-- Begin Working data --

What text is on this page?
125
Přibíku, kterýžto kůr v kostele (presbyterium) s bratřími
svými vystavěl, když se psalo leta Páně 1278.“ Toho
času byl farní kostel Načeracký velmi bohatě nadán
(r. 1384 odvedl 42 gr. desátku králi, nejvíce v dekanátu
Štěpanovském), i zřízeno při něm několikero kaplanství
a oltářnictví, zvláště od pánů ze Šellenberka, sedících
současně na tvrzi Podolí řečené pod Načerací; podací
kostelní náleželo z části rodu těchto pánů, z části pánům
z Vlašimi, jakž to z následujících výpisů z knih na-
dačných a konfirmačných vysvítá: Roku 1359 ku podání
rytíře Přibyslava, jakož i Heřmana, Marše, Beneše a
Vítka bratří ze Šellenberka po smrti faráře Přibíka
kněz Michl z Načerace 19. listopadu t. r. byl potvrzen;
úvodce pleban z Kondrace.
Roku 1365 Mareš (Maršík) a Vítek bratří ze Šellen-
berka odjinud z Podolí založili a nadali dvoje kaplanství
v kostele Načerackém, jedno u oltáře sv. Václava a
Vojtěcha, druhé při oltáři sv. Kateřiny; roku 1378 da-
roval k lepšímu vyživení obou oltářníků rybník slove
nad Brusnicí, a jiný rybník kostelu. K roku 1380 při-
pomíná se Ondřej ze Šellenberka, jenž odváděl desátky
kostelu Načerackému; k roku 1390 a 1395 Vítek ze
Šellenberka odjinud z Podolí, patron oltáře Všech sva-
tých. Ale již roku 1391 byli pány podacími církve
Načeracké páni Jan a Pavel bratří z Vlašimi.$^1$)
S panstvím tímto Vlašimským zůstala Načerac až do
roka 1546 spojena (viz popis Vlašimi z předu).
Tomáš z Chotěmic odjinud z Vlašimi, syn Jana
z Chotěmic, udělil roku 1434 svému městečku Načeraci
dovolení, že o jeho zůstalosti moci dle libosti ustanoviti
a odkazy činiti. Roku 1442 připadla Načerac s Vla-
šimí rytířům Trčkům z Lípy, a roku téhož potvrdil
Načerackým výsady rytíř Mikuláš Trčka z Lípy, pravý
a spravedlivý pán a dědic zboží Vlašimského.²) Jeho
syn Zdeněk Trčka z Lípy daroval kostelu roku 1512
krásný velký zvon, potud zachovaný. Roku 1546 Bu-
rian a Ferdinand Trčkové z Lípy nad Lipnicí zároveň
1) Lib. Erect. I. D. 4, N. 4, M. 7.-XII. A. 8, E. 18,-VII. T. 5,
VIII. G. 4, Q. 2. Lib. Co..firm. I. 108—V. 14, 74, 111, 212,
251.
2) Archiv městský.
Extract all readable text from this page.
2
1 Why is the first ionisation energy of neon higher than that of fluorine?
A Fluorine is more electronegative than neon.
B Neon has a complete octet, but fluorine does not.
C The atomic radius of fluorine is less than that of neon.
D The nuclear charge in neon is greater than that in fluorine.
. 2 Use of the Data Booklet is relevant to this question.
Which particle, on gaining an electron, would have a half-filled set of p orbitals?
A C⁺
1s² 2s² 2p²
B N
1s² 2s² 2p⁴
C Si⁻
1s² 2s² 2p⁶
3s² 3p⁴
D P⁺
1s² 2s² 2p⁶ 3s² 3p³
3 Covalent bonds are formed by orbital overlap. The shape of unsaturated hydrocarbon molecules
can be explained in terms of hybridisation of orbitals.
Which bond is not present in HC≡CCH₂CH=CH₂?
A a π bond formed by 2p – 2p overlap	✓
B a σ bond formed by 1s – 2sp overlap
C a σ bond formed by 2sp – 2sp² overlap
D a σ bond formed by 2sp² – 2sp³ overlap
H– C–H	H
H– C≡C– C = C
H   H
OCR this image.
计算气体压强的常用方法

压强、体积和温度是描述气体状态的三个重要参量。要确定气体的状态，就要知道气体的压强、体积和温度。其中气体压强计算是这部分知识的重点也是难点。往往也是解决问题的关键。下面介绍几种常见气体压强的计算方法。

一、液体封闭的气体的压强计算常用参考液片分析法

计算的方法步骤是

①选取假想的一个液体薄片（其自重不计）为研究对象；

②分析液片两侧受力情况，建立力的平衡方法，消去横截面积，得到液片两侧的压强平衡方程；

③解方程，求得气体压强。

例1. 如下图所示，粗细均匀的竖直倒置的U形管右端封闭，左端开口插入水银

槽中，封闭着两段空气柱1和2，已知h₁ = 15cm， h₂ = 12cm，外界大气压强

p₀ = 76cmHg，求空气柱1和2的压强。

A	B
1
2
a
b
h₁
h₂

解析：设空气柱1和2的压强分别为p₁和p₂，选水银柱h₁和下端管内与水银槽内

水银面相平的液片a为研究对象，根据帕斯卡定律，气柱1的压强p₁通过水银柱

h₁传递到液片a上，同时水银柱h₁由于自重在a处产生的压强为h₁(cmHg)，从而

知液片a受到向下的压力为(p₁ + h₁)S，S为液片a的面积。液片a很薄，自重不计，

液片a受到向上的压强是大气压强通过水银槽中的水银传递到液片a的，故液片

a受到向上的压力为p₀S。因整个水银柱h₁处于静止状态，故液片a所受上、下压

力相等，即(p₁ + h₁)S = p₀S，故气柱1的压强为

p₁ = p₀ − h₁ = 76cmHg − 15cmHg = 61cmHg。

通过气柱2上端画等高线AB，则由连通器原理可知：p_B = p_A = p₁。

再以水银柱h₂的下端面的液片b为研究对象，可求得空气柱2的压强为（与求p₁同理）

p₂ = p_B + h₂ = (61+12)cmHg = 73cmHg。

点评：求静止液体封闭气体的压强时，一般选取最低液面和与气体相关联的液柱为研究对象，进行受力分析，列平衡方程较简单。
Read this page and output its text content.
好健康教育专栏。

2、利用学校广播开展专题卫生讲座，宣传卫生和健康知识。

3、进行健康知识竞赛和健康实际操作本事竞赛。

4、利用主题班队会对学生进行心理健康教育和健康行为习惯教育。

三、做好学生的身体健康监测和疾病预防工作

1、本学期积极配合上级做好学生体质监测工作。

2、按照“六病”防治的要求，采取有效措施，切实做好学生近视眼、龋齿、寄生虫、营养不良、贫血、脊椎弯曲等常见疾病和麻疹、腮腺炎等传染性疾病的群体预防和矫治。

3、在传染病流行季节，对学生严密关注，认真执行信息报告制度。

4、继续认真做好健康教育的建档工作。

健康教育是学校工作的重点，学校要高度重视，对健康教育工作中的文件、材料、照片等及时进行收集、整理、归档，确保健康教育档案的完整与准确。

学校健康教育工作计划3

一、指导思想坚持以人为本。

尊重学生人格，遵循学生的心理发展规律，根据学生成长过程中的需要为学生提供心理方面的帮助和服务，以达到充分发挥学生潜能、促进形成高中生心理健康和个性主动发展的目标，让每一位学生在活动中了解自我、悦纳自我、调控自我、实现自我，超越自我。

-- End Working data --

From the entries above, extract each line containing "Which".

Which particle, on gaining an electron, would have a half-filled set of p orbitals?
Which bond is not present in HC≡CCH₂CH=CH₂?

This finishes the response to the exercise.